Chart and figure data:
►
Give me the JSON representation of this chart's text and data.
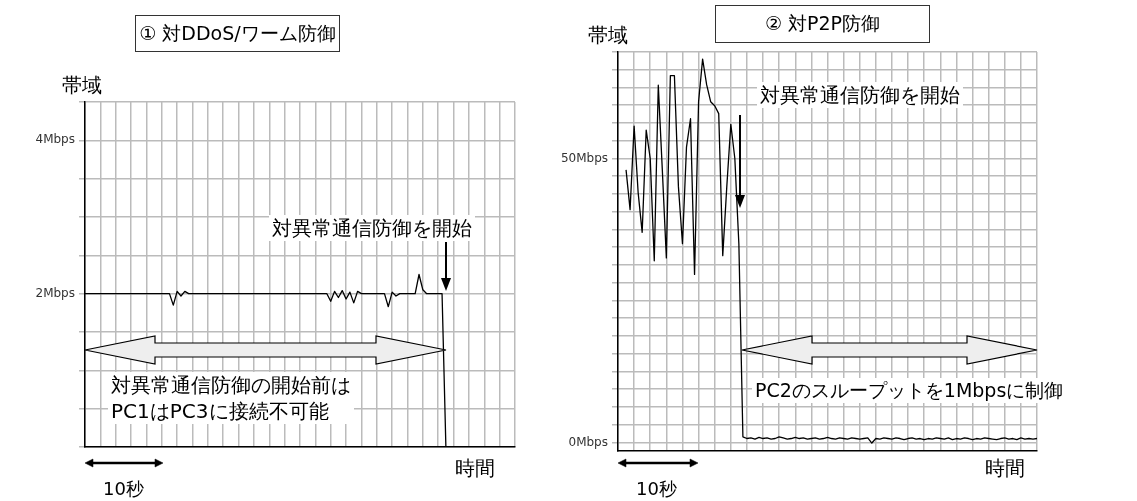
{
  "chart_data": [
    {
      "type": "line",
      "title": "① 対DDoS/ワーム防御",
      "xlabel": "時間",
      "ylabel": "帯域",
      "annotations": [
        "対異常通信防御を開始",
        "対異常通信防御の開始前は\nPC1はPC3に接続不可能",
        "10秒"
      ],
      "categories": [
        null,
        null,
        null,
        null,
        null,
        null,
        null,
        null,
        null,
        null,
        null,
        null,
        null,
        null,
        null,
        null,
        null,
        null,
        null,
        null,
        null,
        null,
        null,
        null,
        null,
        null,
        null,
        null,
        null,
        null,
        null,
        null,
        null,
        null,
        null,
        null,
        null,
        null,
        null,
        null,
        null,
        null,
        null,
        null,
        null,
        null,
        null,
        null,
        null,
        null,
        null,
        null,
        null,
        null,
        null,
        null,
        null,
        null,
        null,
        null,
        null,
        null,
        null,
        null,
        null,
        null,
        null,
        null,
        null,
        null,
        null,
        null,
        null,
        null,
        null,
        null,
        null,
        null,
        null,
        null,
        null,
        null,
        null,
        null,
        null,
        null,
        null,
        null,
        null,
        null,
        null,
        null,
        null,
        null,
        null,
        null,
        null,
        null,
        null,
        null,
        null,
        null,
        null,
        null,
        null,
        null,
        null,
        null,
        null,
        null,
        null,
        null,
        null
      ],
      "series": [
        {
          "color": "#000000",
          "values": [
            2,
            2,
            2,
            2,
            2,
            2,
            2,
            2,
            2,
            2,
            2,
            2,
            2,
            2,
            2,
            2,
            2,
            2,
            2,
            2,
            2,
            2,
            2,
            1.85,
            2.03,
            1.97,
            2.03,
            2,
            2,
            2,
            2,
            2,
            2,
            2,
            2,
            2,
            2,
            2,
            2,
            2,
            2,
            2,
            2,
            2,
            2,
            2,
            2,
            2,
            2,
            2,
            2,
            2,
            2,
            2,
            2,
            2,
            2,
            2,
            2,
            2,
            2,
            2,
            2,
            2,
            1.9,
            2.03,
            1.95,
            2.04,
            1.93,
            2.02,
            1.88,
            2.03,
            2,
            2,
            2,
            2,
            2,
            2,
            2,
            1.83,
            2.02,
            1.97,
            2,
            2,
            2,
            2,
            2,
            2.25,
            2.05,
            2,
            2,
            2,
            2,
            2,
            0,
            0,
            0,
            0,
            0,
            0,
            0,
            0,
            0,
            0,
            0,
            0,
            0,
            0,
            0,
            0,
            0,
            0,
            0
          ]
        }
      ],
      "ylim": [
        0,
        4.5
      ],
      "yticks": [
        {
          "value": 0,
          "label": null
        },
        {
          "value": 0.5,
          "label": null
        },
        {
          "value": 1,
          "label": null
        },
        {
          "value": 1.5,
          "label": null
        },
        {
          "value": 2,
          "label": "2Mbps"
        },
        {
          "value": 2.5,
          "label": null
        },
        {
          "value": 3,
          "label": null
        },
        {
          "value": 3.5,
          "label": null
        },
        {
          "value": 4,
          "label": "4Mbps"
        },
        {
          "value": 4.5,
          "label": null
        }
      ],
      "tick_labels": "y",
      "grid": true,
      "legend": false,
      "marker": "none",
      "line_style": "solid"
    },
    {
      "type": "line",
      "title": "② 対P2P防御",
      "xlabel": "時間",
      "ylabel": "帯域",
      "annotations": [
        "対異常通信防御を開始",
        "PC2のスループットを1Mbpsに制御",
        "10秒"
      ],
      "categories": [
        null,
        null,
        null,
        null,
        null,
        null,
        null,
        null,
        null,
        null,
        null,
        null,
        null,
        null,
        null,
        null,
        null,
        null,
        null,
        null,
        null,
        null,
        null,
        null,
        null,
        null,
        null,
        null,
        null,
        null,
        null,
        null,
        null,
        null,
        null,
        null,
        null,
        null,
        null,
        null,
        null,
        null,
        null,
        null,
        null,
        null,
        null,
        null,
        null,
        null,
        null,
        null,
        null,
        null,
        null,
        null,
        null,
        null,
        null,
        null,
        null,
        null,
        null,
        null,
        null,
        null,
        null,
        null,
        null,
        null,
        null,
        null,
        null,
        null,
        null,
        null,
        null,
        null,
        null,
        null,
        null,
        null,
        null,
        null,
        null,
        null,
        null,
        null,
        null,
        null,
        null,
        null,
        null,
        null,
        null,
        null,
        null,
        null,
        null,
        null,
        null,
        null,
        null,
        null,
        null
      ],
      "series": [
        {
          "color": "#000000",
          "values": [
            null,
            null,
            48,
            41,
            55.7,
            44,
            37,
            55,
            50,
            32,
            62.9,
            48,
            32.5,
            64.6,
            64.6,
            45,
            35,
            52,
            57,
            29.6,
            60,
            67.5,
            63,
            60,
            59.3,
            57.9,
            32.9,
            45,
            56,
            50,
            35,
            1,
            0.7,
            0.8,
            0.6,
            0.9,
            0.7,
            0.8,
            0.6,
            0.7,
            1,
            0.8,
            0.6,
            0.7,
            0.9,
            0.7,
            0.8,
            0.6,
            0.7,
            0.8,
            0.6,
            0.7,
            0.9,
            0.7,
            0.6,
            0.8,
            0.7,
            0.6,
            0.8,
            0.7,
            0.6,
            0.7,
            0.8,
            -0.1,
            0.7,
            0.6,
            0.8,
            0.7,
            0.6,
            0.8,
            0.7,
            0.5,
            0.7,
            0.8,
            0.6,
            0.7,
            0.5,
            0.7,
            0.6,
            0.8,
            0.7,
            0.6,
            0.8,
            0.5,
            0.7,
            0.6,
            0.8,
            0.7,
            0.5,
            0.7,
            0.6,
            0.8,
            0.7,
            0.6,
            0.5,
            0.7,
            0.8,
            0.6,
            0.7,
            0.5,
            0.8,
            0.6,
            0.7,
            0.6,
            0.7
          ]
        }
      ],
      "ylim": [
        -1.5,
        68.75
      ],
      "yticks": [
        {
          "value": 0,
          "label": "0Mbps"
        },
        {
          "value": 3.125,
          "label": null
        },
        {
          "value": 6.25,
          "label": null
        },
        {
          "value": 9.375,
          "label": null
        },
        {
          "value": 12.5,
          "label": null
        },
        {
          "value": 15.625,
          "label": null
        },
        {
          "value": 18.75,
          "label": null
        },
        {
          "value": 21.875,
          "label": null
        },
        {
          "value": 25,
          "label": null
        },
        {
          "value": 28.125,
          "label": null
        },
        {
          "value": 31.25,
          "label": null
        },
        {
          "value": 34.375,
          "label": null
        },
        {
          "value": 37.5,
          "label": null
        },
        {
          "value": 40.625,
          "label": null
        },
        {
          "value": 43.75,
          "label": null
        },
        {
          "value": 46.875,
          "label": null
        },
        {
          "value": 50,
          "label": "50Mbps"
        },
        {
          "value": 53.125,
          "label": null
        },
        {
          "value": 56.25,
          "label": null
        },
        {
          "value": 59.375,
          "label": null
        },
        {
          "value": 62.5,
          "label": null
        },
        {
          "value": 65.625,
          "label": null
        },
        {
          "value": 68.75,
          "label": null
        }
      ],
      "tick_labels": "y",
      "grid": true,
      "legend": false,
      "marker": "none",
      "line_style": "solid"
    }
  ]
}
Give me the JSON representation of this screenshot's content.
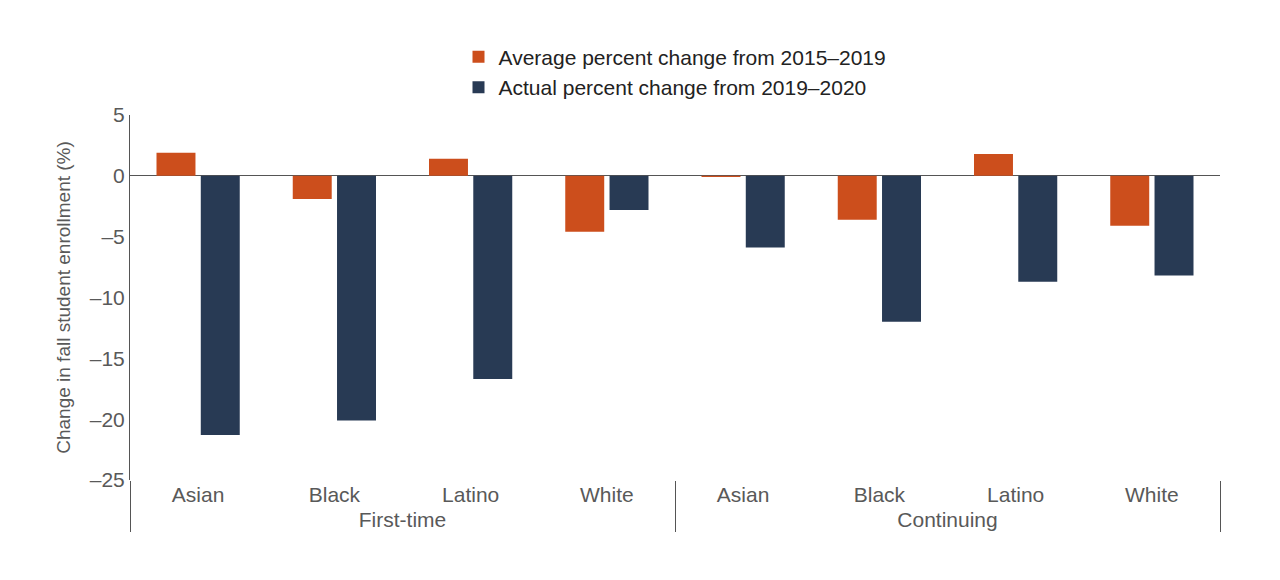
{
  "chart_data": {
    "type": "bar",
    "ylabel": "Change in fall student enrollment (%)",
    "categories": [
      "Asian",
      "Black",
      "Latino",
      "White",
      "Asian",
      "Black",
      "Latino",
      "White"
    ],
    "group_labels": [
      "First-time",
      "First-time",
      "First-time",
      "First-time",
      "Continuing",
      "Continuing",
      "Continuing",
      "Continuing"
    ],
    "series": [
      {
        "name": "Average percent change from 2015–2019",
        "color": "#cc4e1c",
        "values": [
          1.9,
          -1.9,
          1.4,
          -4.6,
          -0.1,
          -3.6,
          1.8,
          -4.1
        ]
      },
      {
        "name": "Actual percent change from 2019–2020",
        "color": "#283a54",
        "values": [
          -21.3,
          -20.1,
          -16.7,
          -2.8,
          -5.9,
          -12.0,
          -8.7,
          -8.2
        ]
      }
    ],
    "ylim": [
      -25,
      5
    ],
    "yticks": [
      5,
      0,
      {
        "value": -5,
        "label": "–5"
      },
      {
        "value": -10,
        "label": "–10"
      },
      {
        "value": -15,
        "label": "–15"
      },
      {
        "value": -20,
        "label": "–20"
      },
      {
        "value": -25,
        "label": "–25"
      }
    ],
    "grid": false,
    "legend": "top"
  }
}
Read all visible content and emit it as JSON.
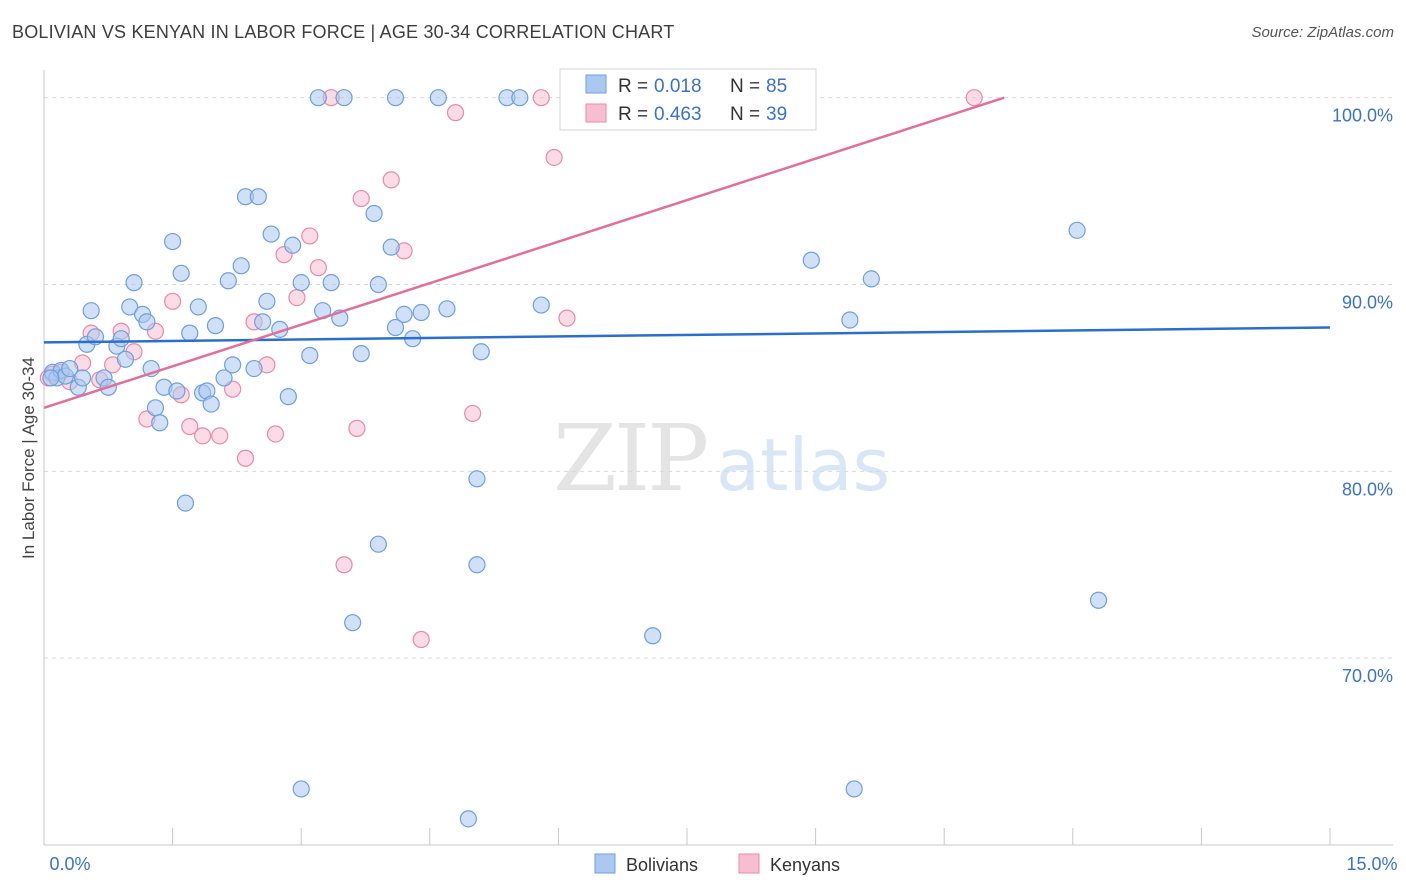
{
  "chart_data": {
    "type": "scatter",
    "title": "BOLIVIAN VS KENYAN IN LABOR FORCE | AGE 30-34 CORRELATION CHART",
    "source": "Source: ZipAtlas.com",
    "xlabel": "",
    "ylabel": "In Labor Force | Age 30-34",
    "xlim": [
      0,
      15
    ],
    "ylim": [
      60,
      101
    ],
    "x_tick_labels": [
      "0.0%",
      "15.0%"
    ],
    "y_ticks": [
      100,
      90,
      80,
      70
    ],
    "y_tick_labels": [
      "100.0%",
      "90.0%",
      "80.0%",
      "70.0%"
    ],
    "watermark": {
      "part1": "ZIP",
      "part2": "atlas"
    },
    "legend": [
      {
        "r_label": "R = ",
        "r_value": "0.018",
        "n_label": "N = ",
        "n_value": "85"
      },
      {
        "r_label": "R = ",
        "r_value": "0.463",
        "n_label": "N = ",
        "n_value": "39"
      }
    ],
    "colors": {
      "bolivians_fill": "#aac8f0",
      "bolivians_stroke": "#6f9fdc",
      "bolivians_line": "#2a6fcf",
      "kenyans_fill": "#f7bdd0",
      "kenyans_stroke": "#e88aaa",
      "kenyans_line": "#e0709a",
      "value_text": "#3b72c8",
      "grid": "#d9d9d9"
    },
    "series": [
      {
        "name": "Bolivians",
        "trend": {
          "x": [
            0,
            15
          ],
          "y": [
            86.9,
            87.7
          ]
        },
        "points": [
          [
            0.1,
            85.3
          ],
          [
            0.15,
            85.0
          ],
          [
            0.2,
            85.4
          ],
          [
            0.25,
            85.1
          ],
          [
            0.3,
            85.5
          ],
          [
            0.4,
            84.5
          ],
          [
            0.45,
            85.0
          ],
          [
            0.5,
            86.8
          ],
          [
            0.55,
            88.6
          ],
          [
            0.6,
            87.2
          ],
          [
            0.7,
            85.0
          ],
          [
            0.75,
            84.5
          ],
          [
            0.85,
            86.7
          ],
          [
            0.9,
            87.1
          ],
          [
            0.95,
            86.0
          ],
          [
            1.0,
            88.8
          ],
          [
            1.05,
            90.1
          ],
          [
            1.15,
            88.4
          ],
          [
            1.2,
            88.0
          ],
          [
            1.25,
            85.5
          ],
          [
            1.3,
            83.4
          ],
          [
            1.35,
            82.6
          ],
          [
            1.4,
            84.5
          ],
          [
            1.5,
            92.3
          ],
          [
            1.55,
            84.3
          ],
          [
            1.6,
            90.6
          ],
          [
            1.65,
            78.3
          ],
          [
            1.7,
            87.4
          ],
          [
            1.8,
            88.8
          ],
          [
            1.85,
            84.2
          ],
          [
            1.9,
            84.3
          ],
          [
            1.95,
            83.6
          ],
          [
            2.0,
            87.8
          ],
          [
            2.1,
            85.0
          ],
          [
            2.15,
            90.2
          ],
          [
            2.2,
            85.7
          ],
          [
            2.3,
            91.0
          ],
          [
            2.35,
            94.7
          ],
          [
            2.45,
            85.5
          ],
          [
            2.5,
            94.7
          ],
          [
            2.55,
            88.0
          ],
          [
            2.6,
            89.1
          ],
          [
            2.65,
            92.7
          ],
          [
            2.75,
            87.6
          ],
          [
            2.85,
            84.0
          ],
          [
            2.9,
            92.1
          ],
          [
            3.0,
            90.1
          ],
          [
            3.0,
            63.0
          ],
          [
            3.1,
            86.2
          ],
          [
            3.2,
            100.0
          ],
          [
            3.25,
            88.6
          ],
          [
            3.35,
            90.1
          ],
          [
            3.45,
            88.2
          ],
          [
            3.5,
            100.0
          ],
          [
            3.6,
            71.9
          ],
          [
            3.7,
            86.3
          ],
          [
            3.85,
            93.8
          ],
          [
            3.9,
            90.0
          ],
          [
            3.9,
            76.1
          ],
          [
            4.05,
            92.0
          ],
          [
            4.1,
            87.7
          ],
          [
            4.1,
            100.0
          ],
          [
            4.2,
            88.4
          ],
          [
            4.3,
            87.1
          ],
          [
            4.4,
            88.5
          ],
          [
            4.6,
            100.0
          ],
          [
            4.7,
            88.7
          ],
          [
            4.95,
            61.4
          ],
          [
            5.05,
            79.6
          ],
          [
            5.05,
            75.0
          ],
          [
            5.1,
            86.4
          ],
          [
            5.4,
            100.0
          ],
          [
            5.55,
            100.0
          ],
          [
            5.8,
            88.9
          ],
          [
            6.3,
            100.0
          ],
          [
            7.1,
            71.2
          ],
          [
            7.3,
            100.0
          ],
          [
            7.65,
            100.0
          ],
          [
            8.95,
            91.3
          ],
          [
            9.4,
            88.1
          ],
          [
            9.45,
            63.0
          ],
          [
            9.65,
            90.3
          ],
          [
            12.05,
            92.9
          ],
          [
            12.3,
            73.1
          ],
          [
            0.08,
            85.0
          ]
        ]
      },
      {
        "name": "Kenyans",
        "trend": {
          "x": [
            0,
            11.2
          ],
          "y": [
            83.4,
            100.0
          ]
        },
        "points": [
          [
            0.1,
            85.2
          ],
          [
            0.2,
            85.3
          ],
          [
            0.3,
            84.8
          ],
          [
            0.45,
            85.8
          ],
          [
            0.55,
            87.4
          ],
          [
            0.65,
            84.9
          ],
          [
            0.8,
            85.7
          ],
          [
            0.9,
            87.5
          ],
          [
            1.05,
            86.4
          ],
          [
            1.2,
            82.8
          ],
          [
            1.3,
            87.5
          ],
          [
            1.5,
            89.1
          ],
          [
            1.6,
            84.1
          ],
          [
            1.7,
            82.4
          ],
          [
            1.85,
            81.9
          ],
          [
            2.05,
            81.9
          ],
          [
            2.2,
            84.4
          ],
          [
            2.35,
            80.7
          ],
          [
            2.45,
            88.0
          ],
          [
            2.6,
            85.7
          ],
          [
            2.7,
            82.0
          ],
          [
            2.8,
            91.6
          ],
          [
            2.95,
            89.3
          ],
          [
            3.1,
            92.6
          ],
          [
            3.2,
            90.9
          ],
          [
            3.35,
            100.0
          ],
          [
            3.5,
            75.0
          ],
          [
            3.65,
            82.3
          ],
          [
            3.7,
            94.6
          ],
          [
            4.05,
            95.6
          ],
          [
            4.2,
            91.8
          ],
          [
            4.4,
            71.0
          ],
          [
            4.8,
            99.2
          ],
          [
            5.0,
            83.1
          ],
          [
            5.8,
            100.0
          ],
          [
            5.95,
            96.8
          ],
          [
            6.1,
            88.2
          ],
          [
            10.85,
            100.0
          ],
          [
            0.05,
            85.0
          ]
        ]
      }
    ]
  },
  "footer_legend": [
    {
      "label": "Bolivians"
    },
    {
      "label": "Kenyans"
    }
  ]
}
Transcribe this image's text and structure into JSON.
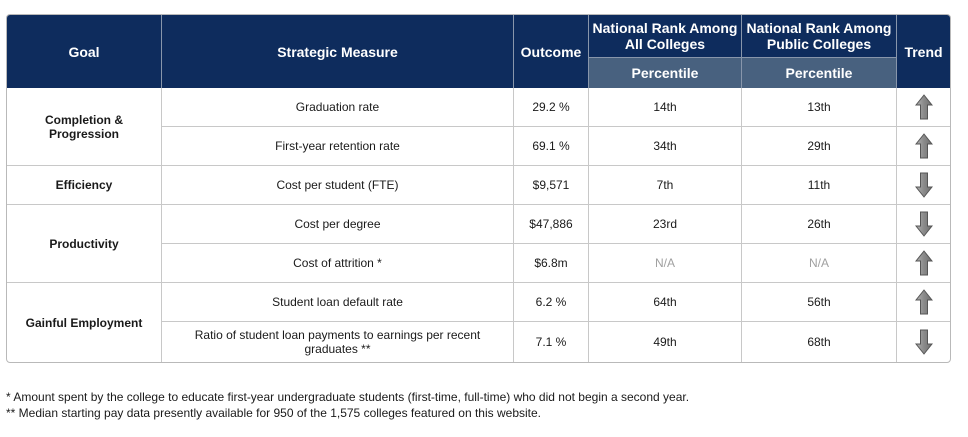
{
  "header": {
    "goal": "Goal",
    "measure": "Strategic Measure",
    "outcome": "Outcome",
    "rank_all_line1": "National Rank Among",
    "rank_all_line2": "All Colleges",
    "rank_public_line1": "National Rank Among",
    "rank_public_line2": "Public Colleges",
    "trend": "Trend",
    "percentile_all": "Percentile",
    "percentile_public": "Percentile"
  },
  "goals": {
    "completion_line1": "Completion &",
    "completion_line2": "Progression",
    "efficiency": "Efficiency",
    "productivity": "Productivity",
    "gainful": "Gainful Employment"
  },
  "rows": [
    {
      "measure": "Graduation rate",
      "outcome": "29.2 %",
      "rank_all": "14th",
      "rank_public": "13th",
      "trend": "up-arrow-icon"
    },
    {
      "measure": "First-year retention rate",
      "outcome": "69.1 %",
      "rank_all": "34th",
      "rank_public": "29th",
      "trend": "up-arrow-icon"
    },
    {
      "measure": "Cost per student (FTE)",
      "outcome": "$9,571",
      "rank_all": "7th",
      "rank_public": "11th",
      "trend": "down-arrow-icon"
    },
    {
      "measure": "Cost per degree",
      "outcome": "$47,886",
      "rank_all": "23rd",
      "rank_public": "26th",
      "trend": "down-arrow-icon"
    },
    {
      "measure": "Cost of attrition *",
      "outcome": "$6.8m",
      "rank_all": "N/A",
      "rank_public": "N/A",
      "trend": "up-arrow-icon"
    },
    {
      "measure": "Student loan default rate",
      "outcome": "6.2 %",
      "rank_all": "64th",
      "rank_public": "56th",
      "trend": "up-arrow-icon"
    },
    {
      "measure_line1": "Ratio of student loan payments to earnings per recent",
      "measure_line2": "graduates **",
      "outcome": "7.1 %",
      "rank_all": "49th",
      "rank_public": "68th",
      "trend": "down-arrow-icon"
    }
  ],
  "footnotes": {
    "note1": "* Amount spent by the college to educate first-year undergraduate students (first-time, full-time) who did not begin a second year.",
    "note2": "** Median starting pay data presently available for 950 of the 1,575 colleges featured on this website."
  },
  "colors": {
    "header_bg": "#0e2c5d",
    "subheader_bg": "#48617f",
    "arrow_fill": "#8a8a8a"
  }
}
◄
» **Task requirements**: Work out how many lines of the listing above include "grid". Answer with the number and nothing more.

» **Output of the exercise**: 4